ACTIVITY: Report all lines from the entries below in which "linken" appears.

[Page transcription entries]
+++
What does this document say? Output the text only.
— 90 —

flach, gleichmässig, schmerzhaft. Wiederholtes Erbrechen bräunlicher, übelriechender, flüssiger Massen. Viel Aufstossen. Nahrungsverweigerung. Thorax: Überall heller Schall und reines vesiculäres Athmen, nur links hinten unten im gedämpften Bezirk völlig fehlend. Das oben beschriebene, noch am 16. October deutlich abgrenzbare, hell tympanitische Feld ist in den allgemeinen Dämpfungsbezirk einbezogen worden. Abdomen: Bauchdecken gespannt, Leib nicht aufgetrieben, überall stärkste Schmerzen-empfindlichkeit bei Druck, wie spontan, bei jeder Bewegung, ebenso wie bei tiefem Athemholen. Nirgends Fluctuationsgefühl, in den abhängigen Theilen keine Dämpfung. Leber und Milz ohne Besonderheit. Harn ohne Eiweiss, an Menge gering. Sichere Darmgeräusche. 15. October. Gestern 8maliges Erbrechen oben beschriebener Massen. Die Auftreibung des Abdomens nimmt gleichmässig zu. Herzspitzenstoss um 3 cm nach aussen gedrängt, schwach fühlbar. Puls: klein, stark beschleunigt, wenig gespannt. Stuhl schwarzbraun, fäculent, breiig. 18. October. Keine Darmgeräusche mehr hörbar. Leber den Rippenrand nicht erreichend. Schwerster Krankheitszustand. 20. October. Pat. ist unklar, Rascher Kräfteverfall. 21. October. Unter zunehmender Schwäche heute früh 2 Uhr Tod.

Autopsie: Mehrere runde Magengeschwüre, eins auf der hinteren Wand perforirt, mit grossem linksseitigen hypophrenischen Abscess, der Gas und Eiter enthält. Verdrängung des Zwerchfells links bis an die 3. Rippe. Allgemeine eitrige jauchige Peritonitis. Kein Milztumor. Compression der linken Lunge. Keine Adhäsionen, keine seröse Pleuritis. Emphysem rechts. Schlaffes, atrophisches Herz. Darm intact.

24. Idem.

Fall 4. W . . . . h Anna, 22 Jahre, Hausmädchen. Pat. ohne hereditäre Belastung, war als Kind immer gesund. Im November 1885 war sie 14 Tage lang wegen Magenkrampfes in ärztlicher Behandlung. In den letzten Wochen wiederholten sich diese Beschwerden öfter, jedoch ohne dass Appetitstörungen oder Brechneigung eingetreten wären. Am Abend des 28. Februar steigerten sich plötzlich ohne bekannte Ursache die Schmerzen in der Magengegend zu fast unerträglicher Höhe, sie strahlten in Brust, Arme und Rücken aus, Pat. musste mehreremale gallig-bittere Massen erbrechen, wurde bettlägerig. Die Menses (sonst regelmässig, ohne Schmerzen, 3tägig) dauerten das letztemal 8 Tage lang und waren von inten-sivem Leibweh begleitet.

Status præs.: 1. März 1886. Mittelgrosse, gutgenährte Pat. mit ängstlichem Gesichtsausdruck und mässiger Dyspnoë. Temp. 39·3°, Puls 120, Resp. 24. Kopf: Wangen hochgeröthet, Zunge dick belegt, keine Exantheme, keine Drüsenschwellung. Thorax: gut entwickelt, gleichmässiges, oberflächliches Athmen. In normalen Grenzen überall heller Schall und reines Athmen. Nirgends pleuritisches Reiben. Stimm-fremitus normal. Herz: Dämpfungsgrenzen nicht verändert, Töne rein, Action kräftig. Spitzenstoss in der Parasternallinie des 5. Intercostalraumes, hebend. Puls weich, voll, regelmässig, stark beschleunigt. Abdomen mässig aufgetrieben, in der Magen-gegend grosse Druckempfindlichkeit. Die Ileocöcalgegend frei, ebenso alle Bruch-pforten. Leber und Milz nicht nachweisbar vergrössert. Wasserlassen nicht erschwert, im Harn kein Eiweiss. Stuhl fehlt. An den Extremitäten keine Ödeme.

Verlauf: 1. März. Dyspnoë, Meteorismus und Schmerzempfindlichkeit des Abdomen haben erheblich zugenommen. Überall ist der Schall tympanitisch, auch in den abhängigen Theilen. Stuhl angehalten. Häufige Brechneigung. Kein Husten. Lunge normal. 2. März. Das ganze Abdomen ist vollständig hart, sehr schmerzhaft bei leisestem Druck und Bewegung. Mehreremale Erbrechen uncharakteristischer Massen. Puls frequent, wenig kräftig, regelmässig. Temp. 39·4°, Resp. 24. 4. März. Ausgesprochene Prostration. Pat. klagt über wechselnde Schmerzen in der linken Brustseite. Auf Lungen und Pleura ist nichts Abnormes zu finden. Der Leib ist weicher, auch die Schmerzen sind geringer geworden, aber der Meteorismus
+++
TASK RESPONSE:
Autopsie: Mehrere runde Magengeschwüre, eins auf der hinteren Wand perforirt, mit grossem linksseitigen hypophrenischen Abscess, der Gas und Eiter enthält. Verdrängung des Zwerchfells links bis an die 3. Rippe. Allgemeine eitrige jauchige Peritonitis. Kein Milztumor. Compression der linken Lunge. Keine Adhäsionen, keine seröse Pleuritis. Emphysem rechts. Schlaffes, atrophisches Herz. Darm intact.
Verlauf: 1. März. Dyspnoë, Meteorismus und Schmerzempfindlichkeit des Abdomen haben erheblich zugenommen. Überall ist der Schall tympanitisch, auch in den abhängigen Theilen. Stuhl angehalten. Häufige Brechneigung. Kein Husten. Lunge normal. 2. März. Das ganze Abdomen ist vollständig hart, sehr schmerzhaft bei leisestem Druck und Bewegung. Mehreremale Erbrechen uncharakteristischer Massen. Puls frequent, wenig kräftig, regelmässig. Temp. 39·4°, Resp. 24. 4. März. Ausgesprochene Prostration. Pat. klagt über wechselnde Schmerzen in der linken Brustseite. Auf Lungen und Pleura ist nichts Abnormes zu finden. Der Leib ist weicher, auch die Schmerzen sind geringer geworden, aber der Meteorismus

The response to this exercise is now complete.